[Dataset rows about figures]
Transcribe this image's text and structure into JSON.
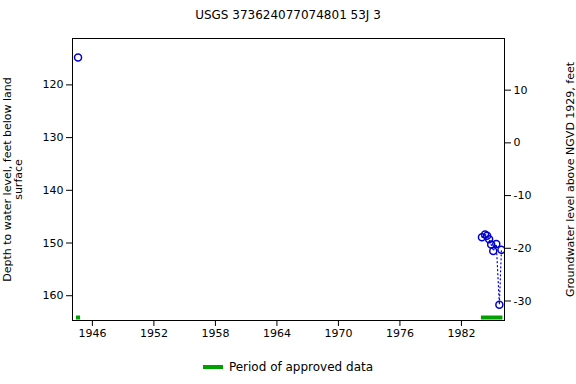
{
  "chart_data": {
    "type": "scatter",
    "title": "USGS 373624077074801 53J  3",
    "y_label": "Depth to water level, feet below land\nsurface",
    "y2_label": "Groundwater level above NGVD 1929, feet",
    "xlim": [
      1944.06,
      1986.2
    ],
    "xticks": [
      1946,
      1952,
      1958,
      1964,
      1970,
      1976,
      1982
    ],
    "ylim": [
      111.2,
      164.7
    ],
    "yticks": [
      120,
      130,
      140,
      150,
      160
    ],
    "y2lim": [
      19.8,
      -33.7
    ],
    "y2ticks": [
      10,
      0,
      -10,
      -20,
      -30
    ],
    "series": [
      {
        "color": "#0000cc",
        "marker": "circle",
        "line_style": "dotted",
        "x": [
          1944.6
        ],
        "values": [
          114.8
        ]
      },
      {
        "color": "#0000cc",
        "marker": "circle",
        "line_style": "dotted",
        "x": [
          1984.0,
          1984.3,
          1984.5,
          1984.7,
          1984.9,
          1985.1,
          1985.4,
          1985.7,
          1985.9
        ],
        "values": [
          148.9,
          148.4,
          148.6,
          149.3,
          150.3,
          151.5,
          150.2,
          161.7,
          151.3
        ]
      }
    ],
    "approved": {
      "name": "Period of approved data",
      "color": "#00a000",
      "periods": [
        [
          1944.4,
          1944.8
        ],
        [
          1983.9,
          1986.0
        ]
      ]
    }
  }
}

### THE EXERCISE
Write the records out once more, exactly as they appear, with no pictures.

### EXPECTED ANSWER
Transcribe this image's text and structure into JSON.
{
  "chart_data": {
    "type": "scatter",
    "title": "USGS 373624077074801 53J  3",
    "y_label": "Depth to water level, feet below land\nsurface",
    "y2_label": "Groundwater level above NGVD 1929, feet",
    "xlim": [
      1944.06,
      1986.2
    ],
    "xticks": [
      1946,
      1952,
      1958,
      1964,
      1970,
      1976,
      1982
    ],
    "ylim": [
      111.2,
      164.7
    ],
    "yticks": [
      120,
      130,
      140,
      150,
      160
    ],
    "y2lim": [
      19.8,
      -33.7
    ],
    "y2ticks": [
      10,
      0,
      -10,
      -20,
      -30
    ],
    "series": [
      {
        "color": "#0000cc",
        "marker": "circle",
        "line_style": "dotted",
        "x": [
          1944.6
        ],
        "values": [
          114.8
        ]
      },
      {
        "color": "#0000cc",
        "marker": "circle",
        "line_style": "dotted",
        "x": [
          1984.0,
          1984.3,
          1984.5,
          1984.7,
          1984.9,
          1985.1,
          1985.4,
          1985.7,
          1985.9
        ],
        "values": [
          148.9,
          148.4,
          148.6,
          149.3,
          150.3,
          151.5,
          150.2,
          161.7,
          151.3
        ]
      }
    ],
    "approved": {
      "name": "Period of approved data",
      "color": "#00a000",
      "periods": [
        [
          1944.4,
          1944.8
        ],
        [
          1983.9,
          1986.0
        ]
      ]
    }
  }
}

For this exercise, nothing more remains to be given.